**WHAT YOU HAVE TO DO:** Every record below is to be retyped exactly.

.....

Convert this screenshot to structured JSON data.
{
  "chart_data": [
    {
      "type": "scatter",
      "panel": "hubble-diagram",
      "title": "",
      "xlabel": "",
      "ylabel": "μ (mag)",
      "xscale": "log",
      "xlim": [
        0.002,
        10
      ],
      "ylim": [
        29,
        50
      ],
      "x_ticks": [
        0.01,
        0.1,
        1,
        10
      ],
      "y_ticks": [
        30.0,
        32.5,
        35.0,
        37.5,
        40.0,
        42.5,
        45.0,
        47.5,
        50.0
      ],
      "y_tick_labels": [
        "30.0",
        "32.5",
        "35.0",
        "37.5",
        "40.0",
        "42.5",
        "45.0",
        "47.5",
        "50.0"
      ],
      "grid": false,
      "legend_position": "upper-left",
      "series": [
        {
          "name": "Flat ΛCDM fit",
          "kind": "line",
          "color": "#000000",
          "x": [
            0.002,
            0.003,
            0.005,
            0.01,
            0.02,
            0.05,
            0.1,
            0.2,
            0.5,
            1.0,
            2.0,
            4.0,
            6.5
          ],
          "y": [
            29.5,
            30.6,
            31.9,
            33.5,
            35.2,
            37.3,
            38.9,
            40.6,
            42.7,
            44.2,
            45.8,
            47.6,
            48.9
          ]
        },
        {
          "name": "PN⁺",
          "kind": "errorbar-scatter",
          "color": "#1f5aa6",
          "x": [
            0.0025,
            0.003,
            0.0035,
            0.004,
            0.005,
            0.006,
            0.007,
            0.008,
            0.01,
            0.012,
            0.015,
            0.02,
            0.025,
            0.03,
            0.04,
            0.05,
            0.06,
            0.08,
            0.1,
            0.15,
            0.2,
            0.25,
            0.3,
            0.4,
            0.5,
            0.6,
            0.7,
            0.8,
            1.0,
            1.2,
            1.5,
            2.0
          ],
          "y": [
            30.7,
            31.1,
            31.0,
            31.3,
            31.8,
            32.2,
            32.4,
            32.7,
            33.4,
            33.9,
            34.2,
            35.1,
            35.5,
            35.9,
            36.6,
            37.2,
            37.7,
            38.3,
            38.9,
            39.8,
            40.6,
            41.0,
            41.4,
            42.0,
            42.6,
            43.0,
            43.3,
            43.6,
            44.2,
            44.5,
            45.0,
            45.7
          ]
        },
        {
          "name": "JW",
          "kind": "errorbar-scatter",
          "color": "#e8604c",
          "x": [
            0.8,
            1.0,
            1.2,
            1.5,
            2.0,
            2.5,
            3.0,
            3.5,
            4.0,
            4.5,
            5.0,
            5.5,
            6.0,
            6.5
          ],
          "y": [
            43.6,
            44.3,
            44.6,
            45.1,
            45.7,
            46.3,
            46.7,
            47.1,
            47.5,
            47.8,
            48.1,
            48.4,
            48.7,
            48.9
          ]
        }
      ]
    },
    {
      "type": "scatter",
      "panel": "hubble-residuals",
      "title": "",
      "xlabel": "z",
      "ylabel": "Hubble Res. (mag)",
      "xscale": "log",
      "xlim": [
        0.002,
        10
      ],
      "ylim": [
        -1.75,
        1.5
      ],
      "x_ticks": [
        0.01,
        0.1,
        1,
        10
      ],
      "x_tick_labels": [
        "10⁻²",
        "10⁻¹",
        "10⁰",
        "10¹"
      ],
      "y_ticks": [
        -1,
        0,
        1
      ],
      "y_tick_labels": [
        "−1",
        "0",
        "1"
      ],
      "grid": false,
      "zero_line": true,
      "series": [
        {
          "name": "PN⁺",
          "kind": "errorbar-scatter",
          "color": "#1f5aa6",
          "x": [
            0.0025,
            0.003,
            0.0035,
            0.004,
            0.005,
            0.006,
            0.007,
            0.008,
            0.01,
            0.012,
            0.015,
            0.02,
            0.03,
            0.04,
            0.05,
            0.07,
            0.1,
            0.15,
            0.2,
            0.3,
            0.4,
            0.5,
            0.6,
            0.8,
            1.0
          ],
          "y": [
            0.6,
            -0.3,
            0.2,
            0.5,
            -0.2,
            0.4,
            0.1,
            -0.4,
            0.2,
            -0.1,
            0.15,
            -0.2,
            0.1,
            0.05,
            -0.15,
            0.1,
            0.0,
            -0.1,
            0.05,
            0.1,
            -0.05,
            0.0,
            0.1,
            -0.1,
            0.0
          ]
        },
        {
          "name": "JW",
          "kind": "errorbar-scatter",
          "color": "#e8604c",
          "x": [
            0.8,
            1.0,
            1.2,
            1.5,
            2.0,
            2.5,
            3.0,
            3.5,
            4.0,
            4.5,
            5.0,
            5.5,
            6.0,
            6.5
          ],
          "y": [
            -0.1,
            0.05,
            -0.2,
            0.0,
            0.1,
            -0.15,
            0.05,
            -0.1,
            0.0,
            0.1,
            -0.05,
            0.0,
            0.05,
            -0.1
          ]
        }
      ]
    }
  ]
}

.....

**ANSWER TO THIS TASK:**
Convert this screenshot to structured JSON data.
{
  "chart_data": [
    {
      "type": "scatter",
      "panel": "hubble-diagram",
      "title": "",
      "xlabel": "",
      "ylabel": "μ (mag)",
      "xscale": "log",
      "xlim": [
        0.002,
        10
      ],
      "ylim": [
        29,
        50
      ],
      "x_ticks": [
        0.01,
        0.1,
        1,
        10
      ],
      "y_ticks": [
        30.0,
        32.5,
        35.0,
        37.5,
        40.0,
        42.5,
        45.0,
        47.5,
        50.0
      ],
      "y_tick_labels": [
        "30.0",
        "32.5",
        "35.0",
        "37.5",
        "40.0",
        "42.5",
        "45.0",
        "47.5",
        "50.0"
      ],
      "grid": false,
      "legend_position": "upper-left",
      "series": [
        {
          "name": "Flat ΛCDM fit",
          "kind": "line",
          "color": "#000000",
          "x": [
            0.002,
            0.003,
            0.005,
            0.01,
            0.02,
            0.05,
            0.1,
            0.2,
            0.5,
            1.0,
            2.0,
            4.0,
            6.5
          ],
          "y": [
            29.5,
            30.6,
            31.9,
            33.5,
            35.2,
            37.3,
            38.9,
            40.6,
            42.7,
            44.2,
            45.8,
            47.6,
            48.9
          ]
        },
        {
          "name": "PN⁺",
          "kind": "errorbar-scatter",
          "color": "#1f5aa6",
          "x": [
            0.0025,
            0.003,
            0.0035,
            0.004,
            0.005,
            0.006,
            0.007,
            0.008,
            0.01,
            0.012,
            0.015,
            0.02,
            0.025,
            0.03,
            0.04,
            0.05,
            0.06,
            0.08,
            0.1,
            0.15,
            0.2,
            0.25,
            0.3,
            0.4,
            0.5,
            0.6,
            0.7,
            0.8,
            1.0,
            1.2,
            1.5,
            2.0
          ],
          "y": [
            30.7,
            31.1,
            31.0,
            31.3,
            31.8,
            32.2,
            32.4,
            32.7,
            33.4,
            33.9,
            34.2,
            35.1,
            35.5,
            35.9,
            36.6,
            37.2,
            37.7,
            38.3,
            38.9,
            39.8,
            40.6,
            41.0,
            41.4,
            42.0,
            42.6,
            43.0,
            43.3,
            43.6,
            44.2,
            44.5,
            45.0,
            45.7
          ]
        },
        {
          "name": "JW",
          "kind": "errorbar-scatter",
          "color": "#e8604c",
          "x": [
            0.8,
            1.0,
            1.2,
            1.5,
            2.0,
            2.5,
            3.0,
            3.5,
            4.0,
            4.5,
            5.0,
            5.5,
            6.0,
            6.5
          ],
          "y": [
            43.6,
            44.3,
            44.6,
            45.1,
            45.7,
            46.3,
            46.7,
            47.1,
            47.5,
            47.8,
            48.1,
            48.4,
            48.7,
            48.9
          ]
        }
      ]
    },
    {
      "type": "scatter",
      "panel": "hubble-residuals",
      "title": "",
      "xlabel": "z",
      "ylabel": "Hubble Res. (mag)",
      "xscale": "log",
      "xlim": [
        0.002,
        10
      ],
      "ylim": [
        -1.75,
        1.5
      ],
      "x_ticks": [
        0.01,
        0.1,
        1,
        10
      ],
      "x_tick_labels": [
        "10⁻²",
        "10⁻¹",
        "10⁰",
        "10¹"
      ],
      "y_ticks": [
        -1,
        0,
        1
      ],
      "y_tick_labels": [
        "−1",
        "0",
        "1"
      ],
      "grid": false,
      "zero_line": true,
      "series": [
        {
          "name": "PN⁺",
          "kind": "errorbar-scatter",
          "color": "#1f5aa6",
          "x": [
            0.0025,
            0.003,
            0.0035,
            0.004,
            0.005,
            0.006,
            0.007,
            0.008,
            0.01,
            0.012,
            0.015,
            0.02,
            0.03,
            0.04,
            0.05,
            0.07,
            0.1,
            0.15,
            0.2,
            0.3,
            0.4,
            0.5,
            0.6,
            0.8,
            1.0
          ],
          "y": [
            0.6,
            -0.3,
            0.2,
            0.5,
            -0.2,
            0.4,
            0.1,
            -0.4,
            0.2,
            -0.1,
            0.15,
            -0.2,
            0.1,
            0.05,
            -0.15,
            0.1,
            0.0,
            -0.1,
            0.05,
            0.1,
            -0.05,
            0.0,
            0.1,
            -0.1,
            0.0
          ]
        },
        {
          "name": "JW",
          "kind": "errorbar-scatter",
          "color": "#e8604c",
          "x": [
            0.8,
            1.0,
            1.2,
            1.5,
            2.0,
            2.5,
            3.0,
            3.5,
            4.0,
            4.5,
            5.0,
            5.5,
            6.0,
            6.5
          ],
          "y": [
            -0.1,
            0.05,
            -0.2,
            0.0,
            0.1,
            -0.15,
            0.05,
            -0.1,
            0.0,
            0.1,
            -0.05,
            0.0,
            0.05,
            -0.1
          ]
        }
      ]
    }
  ]
}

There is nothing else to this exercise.